Write out the listing below in full and exactly, leaving out every picture.

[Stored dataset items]
....

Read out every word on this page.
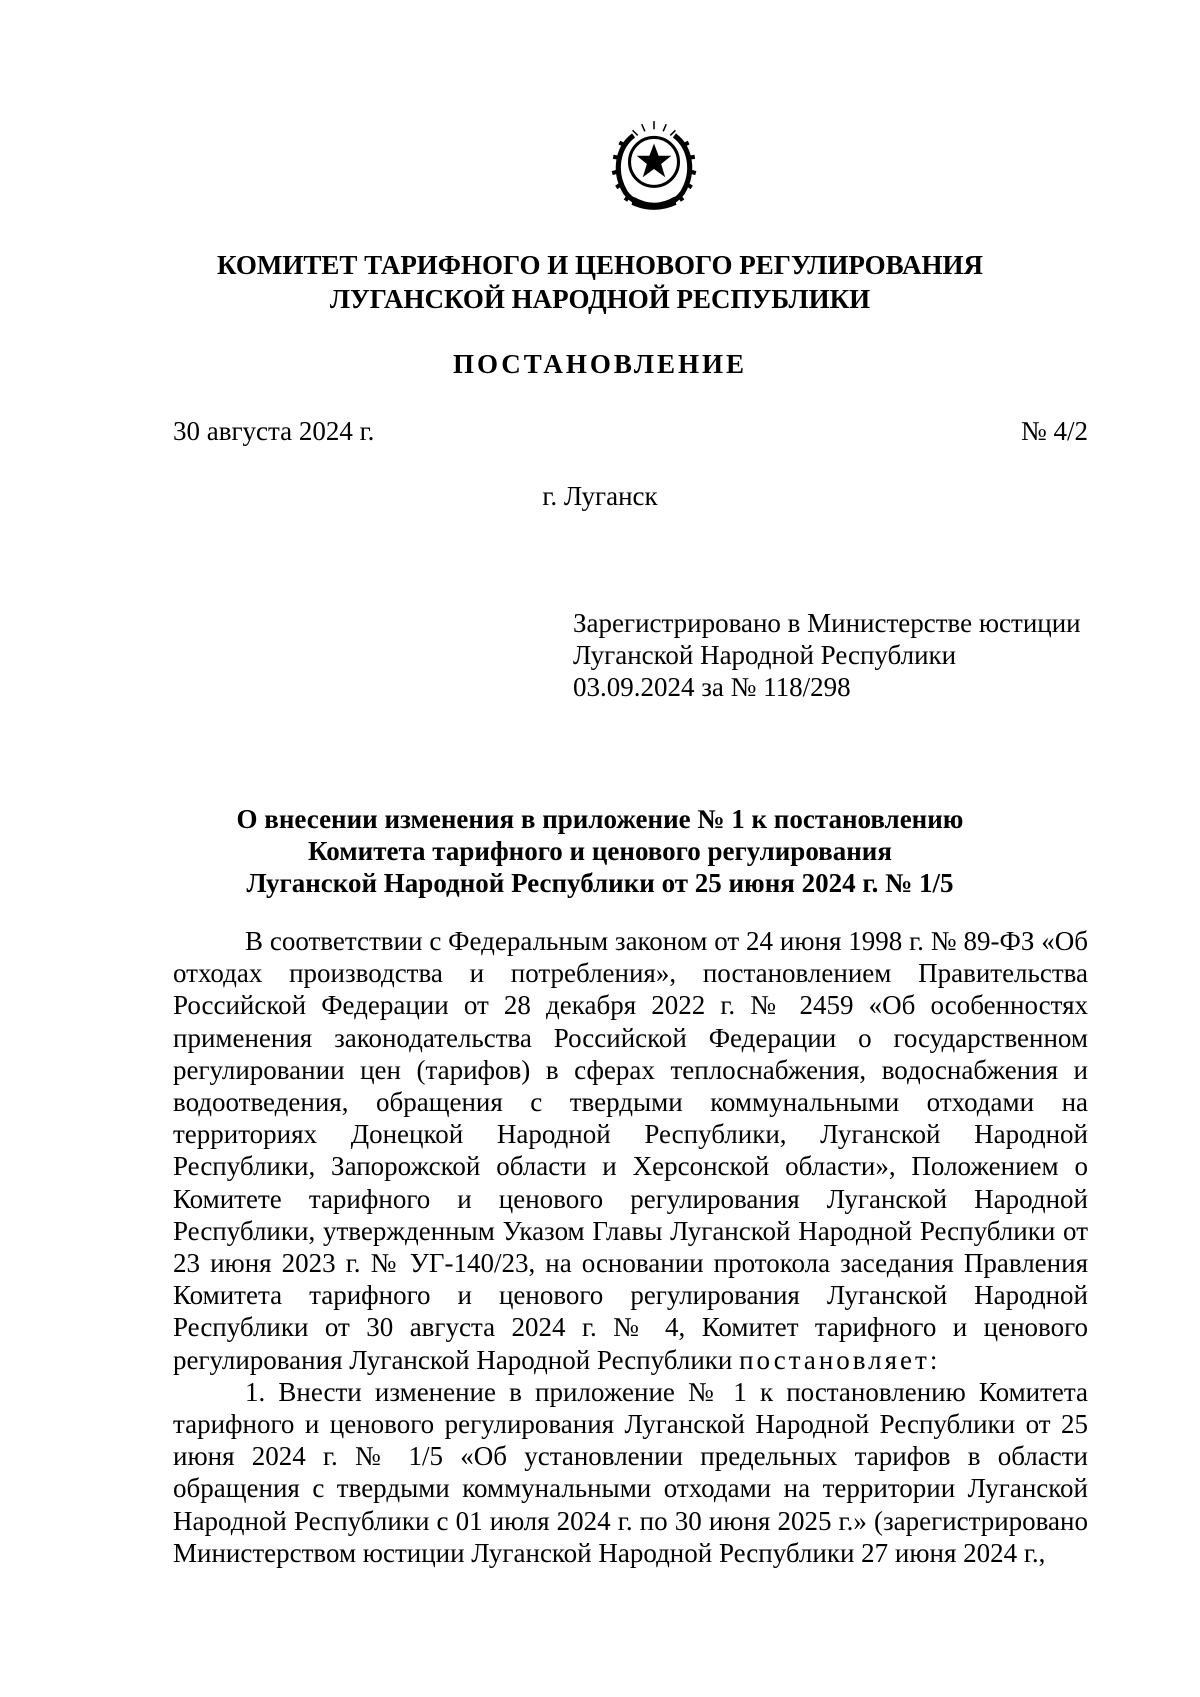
КОМИТЕТ ТАРИФНОГО И ЦЕНОВОГО РЕГУЛИРОВАНИЯ
ЛУГАНСКОЙ НАРОДНОЙ РЕСПУБЛИКИ
ПОСТАНОВЛЕНИЕ
30 августа 2024 г.	№ 4/2
г. Луганск
Зарегистрировано в Министерстве юстиции
Луганской Народной Республики
03.09.2024 за № 118/298
О внесении изменения в приложение № 1 к постановлению
Комитета тарифного и ценового регулирования
Луганской Народной Республики от 25 июня 2024 г. № 1/5

В соответствии с Федеральным законом от 24 июня 1998 г. № 89-ФЗ «Об отходах производства и потребления», постановлением Правительства Российской Федерации от 28 декабря 2022 г. № 2459 «Об особенностях применения законодательства Российской Федерации о государственном регулировании цен (тарифов) в сферах теплоснабжения, водоснабжения и водоотведения, обращения с твердыми коммунальными отходами на территориях Донецкой Народной Республики, Луганской Народной Республики, Запорожской области и Херсонской области», Положением о Комитете тарифного и ценового регулирования Луганской Народной Республики, утвержденным Указом Главы Луганской Народной Республики от 23 июня 2023 г. № УГ-140/23, на основании протокола заседания Правления Комитета тарифного и ценового регулирования Луганской Народной Республики от 30 августа 2024 г. № 4, Комитет тарифного и ценового регулирования Луганской Народной Республики постановляет:

1. Внести изменение в приложение № 1 к постановлению Комитета тарифного и ценового регулирования Луганской Народной Республики от 25 июня 2024 г. № 1/5 «Об установлении предельных тарифов в области обращения с твердыми коммунальными отходами на территории Луганской Народной Республики с 01 июля 2024 г. по 30 июня 2025 г.» (зарегистрировано Министерством юстиции Луганской Народной Республики 27 июня 2024 г.,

....

» RESPONSE TO THIS TASK:
Read out every word on this page.
КОМИТЕТ ТАРИФНОГО И ЦЕНОВОГО РЕГУЛИРОВАНИЯ
ЛУГАНСКОЙ НАРОДНОЙ РЕСПУБЛИКИ
ПОСТАНОВЛЕНИЕ
30 августа 2024 г.	№ 4/2
г. Луганск
Зарегистрировано в Министерстве юстиции
Луганской Народной Республики
03.09.2024 за № 118/298
О внесении изменения в приложение № 1 к постановлению
Комитета тарифного и ценового регулирования
Луганской Народной Республики от 25 июня 2024 г. № 1/5

В соответствии с Федеральным законом от 24 июня 1998 г. № 89-ФЗ «Об отходах производства и потребления», постановлением Правительства Российской Федерации от 28 декабря 2022 г. № 2459 «Об особенностях применения законодательства Российской Федерации о государственном регулировании цен (тарифов) в сферах теплоснабжения, водоснабжения и водоотведения, обращения с твердыми коммунальными отходами на территориях Донецкой Народной Республики, Луганской Народной Республики, Запорожской области и Херсонской области», Положением о Комитете тарифного и ценового регулирования Луганской Народной Республики, утвержденным Указом Главы Луганской Народной Республики от 23 июня 2023 г. № УГ-140/23, на основании протокола заседания Правления Комитета тарифного и ценового регулирования Луганской Народной Республики от 30 августа 2024 г. № 4, Комитет тарифного и ценового регулирования Луганской Народной Республики постановляет:

1. Внести изменение в приложение № 1 к постановлению Комитета тарифного и ценового регулирования Луганской Народной Республики от 25 июня 2024 г. № 1/5 «Об установлении предельных тарифов в области обращения с твердыми коммунальными отходами на территории Луганской Народной Республики с 01 июля 2024 г. по 30 июня 2025 г.» (зарегистрировано Министерством юстиции Луганской Народной Республики 27 июня 2024 г.,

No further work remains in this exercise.